- _WHAT YOU ARE ASKED TO DO_: Write out each entry, exactly the way it appears.

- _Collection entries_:
# # # # #

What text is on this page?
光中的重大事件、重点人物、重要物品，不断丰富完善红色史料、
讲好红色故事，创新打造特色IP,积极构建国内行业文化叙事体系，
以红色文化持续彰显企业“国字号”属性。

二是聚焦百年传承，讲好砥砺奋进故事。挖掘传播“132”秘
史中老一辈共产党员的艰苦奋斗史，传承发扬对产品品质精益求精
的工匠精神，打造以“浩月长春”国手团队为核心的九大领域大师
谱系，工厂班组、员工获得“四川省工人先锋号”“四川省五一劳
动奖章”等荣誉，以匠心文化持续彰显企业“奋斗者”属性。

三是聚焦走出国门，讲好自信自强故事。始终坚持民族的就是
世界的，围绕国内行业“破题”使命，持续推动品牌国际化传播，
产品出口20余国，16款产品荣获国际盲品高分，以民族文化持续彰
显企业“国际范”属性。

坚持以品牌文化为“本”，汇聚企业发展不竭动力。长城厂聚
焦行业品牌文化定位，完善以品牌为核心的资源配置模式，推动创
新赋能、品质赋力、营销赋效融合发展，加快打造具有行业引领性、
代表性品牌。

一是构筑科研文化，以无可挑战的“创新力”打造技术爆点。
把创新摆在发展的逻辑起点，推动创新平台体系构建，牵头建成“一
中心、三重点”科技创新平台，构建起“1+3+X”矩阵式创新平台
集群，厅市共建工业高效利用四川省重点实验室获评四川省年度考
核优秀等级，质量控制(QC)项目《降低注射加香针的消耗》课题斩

# # # # #

- _WRITTEN RESPONSE_:
What text is on this page?
光中的重大事件、重点人物、重要物品，不断丰富完善红色史料、
讲好红色故事，创新打造特色IP,积极构建国内行业文化叙事体系，
以红色文化持续彰显企业“国字号”属性。

二是聚焦百年传承，讲好砥砺奋进故事。挖掘传播“132”秘
史中老一辈共产党员的艰苦奋斗史，传承发扬对产品品质精益求精
的工匠精神，打造以“浩月长春”国手团队为核心的九大领域大师
谱系，工厂班组、员工获得“四川省工人先锋号”“四川省五一劳
动奖章”等荣誉，以匠心文化持续彰显企业“奋斗者”属性。

三是聚焦走出国门，讲好自信自强故事。始终坚持民族的就是
世界的，围绕国内行业“破题”使命，持续推动品牌国际化传播，
产品出口20余国，16款产品荣获国际盲品高分，以民族文化持续彰
显企业“国际范”属性。

坚持以品牌文化为“本”，汇聚企业发展不竭动力。长城厂聚
焦行业品牌文化定位，完善以品牌为核心的资源配置模式，推动创
新赋能、品质赋力、营销赋效融合发展，加快打造具有行业引领性、
代表性品牌。

一是构筑科研文化，以无可挑战的“创新力”打造技术爆点。
把创新摆在发展的逻辑起点，推动创新平台体系构建，牵头建成“一
中心、三重点”科技创新平台，构建起“1+3+X”矩阵式创新平台
集群，厅市共建工业高效利用四川省重点实验室获评四川省年度考
核优秀等级，质量控制(QC)项目《降低注射加香针的消耗》课题斩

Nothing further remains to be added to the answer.